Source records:
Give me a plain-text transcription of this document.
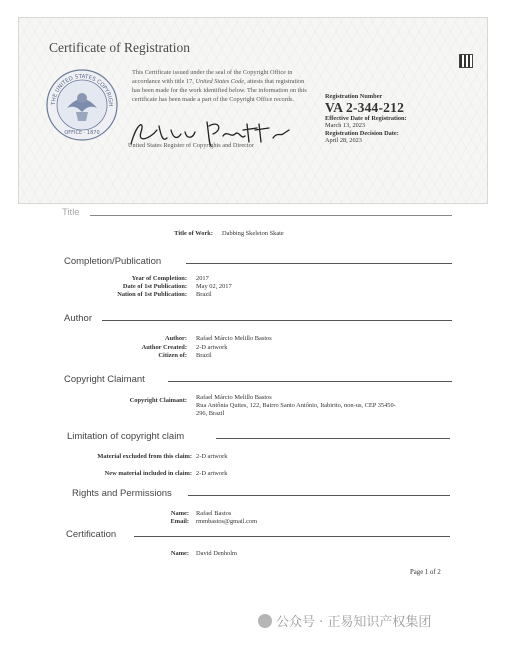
Certificate of Registration
THE UNITED STATES COPYRIGH
OFFICE · 1870
This Certificate issued under the seal of the Copyright Office in accordance with title 17, United States Code, attests that registration has been made for the work identified below. The information on this certificate has been made a part of the Copyright Office records.
United States Register of Copyrights and Director
Registration Number
VA 2-344-212
Effective Date of Registration:
March 13, 2023
Registration Decision Date:
April 28, 2023
Title
Title of Work: Dabbing Skeleton Skate
Completion/Publication
Year of Completion: 2017
Date of 1st Publication: May 02, 2017
Nation of 1st Publication: Brazil
Author
Author: Rafael Márcio Melillo Bastos
Author Created: 2-D artwork
Citizen of: Brazil
Copyright Claimant
Copyright Claimant: Rafael Márcio Melillo Bastos
Rua Antônia Quites, 122, Bairro Santo Antônio, Itabirito, non-us, CEP 35450-
296, Brazil
Limitation of copyright claim
Material excluded from this claim: 2-D artwork
New material included in claim: 2-D artwork
Rights and Permissions
Name: Rafael Bastos
Email: rmmbastos@gmail.com
Certification
Name: David Denholm
Page 1 of 2
公众号 · 正易知识产权集团
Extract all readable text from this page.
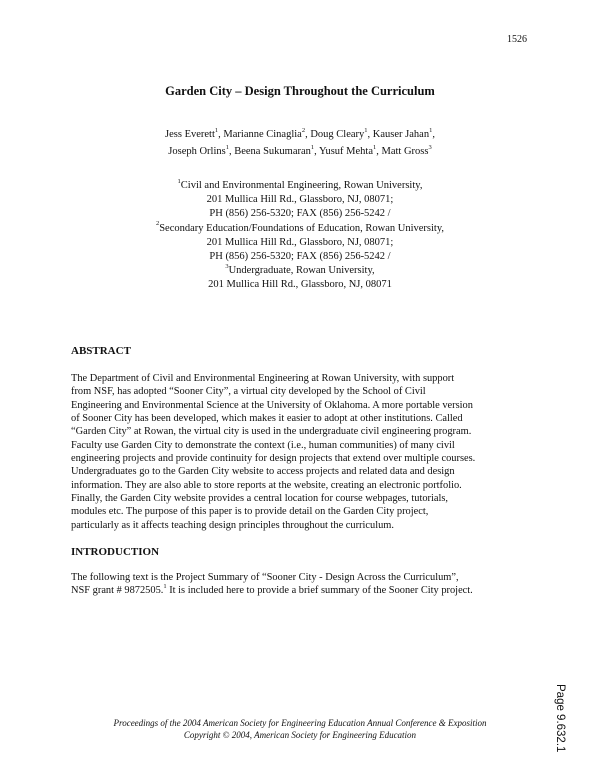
1526
Garden City – Design Throughout the Curriculum
Jess Everett$^1$, Marianne Cinaglia$^2$, Doug Cleary$^1$, Kauser Jahan$^1$,
Joseph Orlins$^1$, Beena Sukumaran$^1$, Yusuf Mehta$^1$, Matt Gross$^3$
$^1$Civil and Environmental Engineering, Rowan University,
201 Mullica Hill Rd., Glassboro, NJ, 08071;
PH (856) 256-5320; FAX (856) 256-5242 /
$^2$Secondary Education/Foundations of Education, Rowan University,
201 Mullica Hill Rd., Glassboro, NJ, 08071;
PH (856) 256-5320; FAX (856) 256-5242 /
$^3$Undergraduate, Rowan University,
201 Mullica Hill Rd., Glassboro, NJ, 08071
ABSTRACT
The Department of Civil and Environmental Engineering at Rowan University, with support
from NSF, has adopted “Sooner City”, a virtual city developed by the School of Civil
Engineering and Environmental Science at the University of Oklahoma. A more portable version
of Sooner City has been developed, which makes it easier to adopt at other institutions. Called
“Garden City” at Rowan, the virtual city is used in the undergraduate civil engineering program.
Faculty use Garden City to demonstrate the context (i.e., human communities) of many civil
engineering projects and provide continuity for design projects that extend over multiple courses.
Undergraduates go to the Garden City website to access projects and related data and design
information. They are also able to store reports at the website, creating an electronic portfolio.
Finally, the Garden City website provides a central location for course webpages, tutorials,
modules etc. The purpose of this paper is to provide detail on the Garden City project,
particularly as it affects teaching design principles throughout the curriculum.
INTRODUCTION
The following text is the Project Summary of “Sooner City - Design Across the Curriculum”,
NSF grant # 9872505.$^1$ It is included here to provide a brief summary of the Sooner City project.
Proceedings of the 2004 American Society for Engineering Education Annual Conference & Exposition
Copyright © 2004, American Society for Engineering Education	Page 9.632.1
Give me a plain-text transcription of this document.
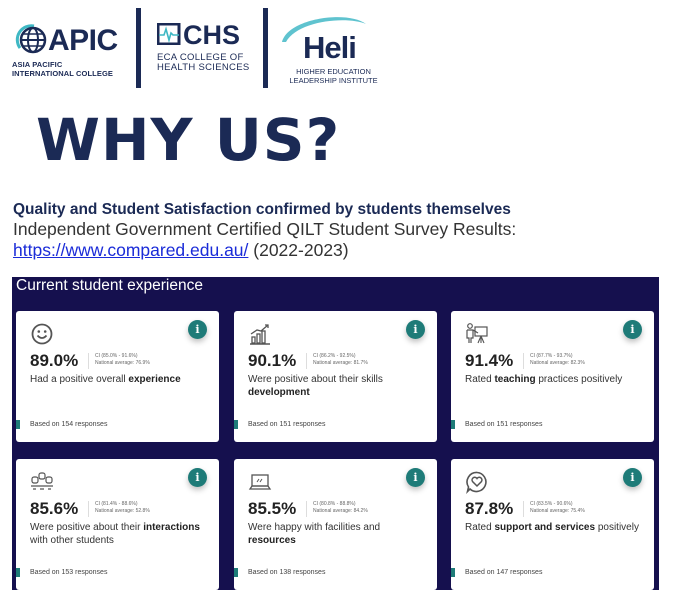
APIC
ASIA PACIFIC
INTERNATIONAL COLLEGE
CHS
ECA COLLEGE OF
HEALTH SCIENCES
Heli
HIGHER EDUCATION
LEADERSHIP INSTITUTE
WHY US?
Quality and Student Satisfaction confirmed by students themselves
Independent Government Certified QILT Student Survey Results:
https://www.compared.edu.au/ (2022-2023)
Current student experience
i
89.0%	CI (85.0% - 91.6%)
National average: 76.9%
Had a positive overall experience
Based on 154 responses
i
90.1%	CI (86.2% - 92.5%)
National average: 81.7%
Were positive about their skills development
Based on 151 responses
i
91.4%	CI (87.7% - 93.7%)
National average: 82.3%
Rated teaching practices positively
Based on 151 responses
i
85.6%	CI (81.4% - 88.6%)
National average: 52.8%
Were positive about their interactions with other students
Based on 153 responses
i
85.5%	CI (80.8% - 88.8%)
National average: 84.2%
Were happy with facilities and resources
Based on 138 responses
i
87.8%	CI (83.5% - 90.6%)
National average: 75.4%
Rated support and services positively
Based on 147 responses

● TASK REQUIREMENTS:
Copy out each line exactly, without the pictures.

● WRITTEN SOLUTION:
Give me a plain-text transcription of this document.
Certificate of Registration
THE UNITED STATES COPYRIGH
OFFICE · 1870
This Certificate issued under the seal of the Copyright Office in accordance with title 17, United States Code, attests that registration has been made for the work identified below. The information on this certificate has been made a part of the Copyright Office records.
United States Register of Copyrights and Director
Registration Number
VA 2-344-212
Effective Date of Registration:
March 13, 2023
Registration Decision Date:
April 28, 2023
Title
Title of Work: Dabbing Skeleton Skate
Completion/Publication
Year of Completion: 2017
Date of 1st Publication: May 02, 2017
Nation of 1st Publication: Brazil
Author
Author: Rafael Márcio Melillo Bastos
Author Created: 2-D artwork
Citizen of: Brazil
Copyright Claimant
Copyright Claimant: Rafael Márcio Melillo Bastos
Rua Antônia Quites, 122, Bairro Santo Antônio, Itabirito, non-us, CEP 35450-
296, Brazil
Limitation of copyright claim
Material excluded from this claim: 2-D artwork
New material included in claim: 2-D artwork
Rights and Permissions
Name: Rafael Bastos
Email: rmmbastos@gmail.com
Certification
Name: David Denholm
Page 1 of 2
公众号 · 正易知识产权集团
Extract all readable text from this page.
1526
Garden City – Design Throughout the Curriculum
Jess Everett$^1$, Marianne Cinaglia$^2$, Doug Cleary$^1$, Kauser Jahan$^1$,
Joseph Orlins$^1$, Beena Sukumaran$^1$, Yusuf Mehta$^1$, Matt Gross$^3$
$^1$Civil and Environmental Engineering, Rowan University,
201 Mullica Hill Rd., Glassboro, NJ, 08071;
PH (856) 256-5320; FAX (856) 256-5242 /
$^2$Secondary Education/Foundations of Education, Rowan University,
201 Mullica Hill Rd., Glassboro, NJ, 08071;
PH (856) 256-5320; FAX (856) 256-5242 /
$^3$Undergraduate, Rowan University,
201 Mullica Hill Rd., Glassboro, NJ, 08071
ABSTRACT
The Department of Civil and Environmental Engineering at Rowan University, with support
from NSF, has adopted “Sooner City”, a virtual city developed by the School of Civil
Engineering and Environmental Science at the University of Oklahoma. A more portable version
of Sooner City has been developed, which makes it easier to adopt at other institutions. Called
“Garden City” at Rowan, the virtual city is used in the undergraduate civil engineering program.
Faculty use Garden City to demonstrate the context (i.e., human communities) of many civil
engineering projects and provide continuity for design projects that extend over multiple courses.
Undergraduates go to the Garden City website to access projects and related data and design
information. They are also able to store reports at the website, creating an electronic portfolio.
Finally, the Garden City website provides a central location for course webpages, tutorials,
modules etc. The purpose of this paper is to provide detail on the Garden City project,
particularly as it affects teaching design principles throughout the curriculum.
INTRODUCTION
The following text is the Project Summary of “Sooner City - Design Across the Curriculum”,
NSF grant # 9872505.$^1$ It is included here to provide a brief summary of the Sooner City project.
Proceedings of the 2004 American Society for Engineering Education Annual Conference & Exposition
Copyright © 2004, American Society for Engineering Education	Page 9.632.1
Give me a plain-text transcription of this document.
APIC
ASIA PACIFIC
INTERNATIONAL COLLEGE
CHS
ECA COLLEGE OF
HEALTH SCIENCES
Heli
HIGHER EDUCATION
LEADERSHIP INSTITUTE
WHY US?
Quality and Student Satisfaction confirmed by students themselves
Independent Government Certified QILT Student Survey Results:
https://www.compared.edu.au/ (2022-2023)
Current student experience
i
89.0%	CI (85.0% - 91.6%)
National average: 76.9%
Had a positive overall experience
Based on 154 responses
i
90.1%	CI (86.2% - 92.5%)
National average: 81.7%
Were positive about their skills development
Based on 151 responses
i
91.4%	CI (87.7% - 93.7%)
National average: 82.3%
Rated teaching practices positively
Based on 151 responses
i
85.6%	CI (81.4% - 88.6%)
National average: 52.8%
Were positive about their interactions with other students
Based on 153 responses
i
85.5%	CI (80.8% - 88.8%)
National average: 84.2%
Were happy with facilities and resources
Based on 138 responses
i
87.8%	CI (83.5% - 90.6%)
National average: 75.4%
Rated support and services positively
Based on 147 responses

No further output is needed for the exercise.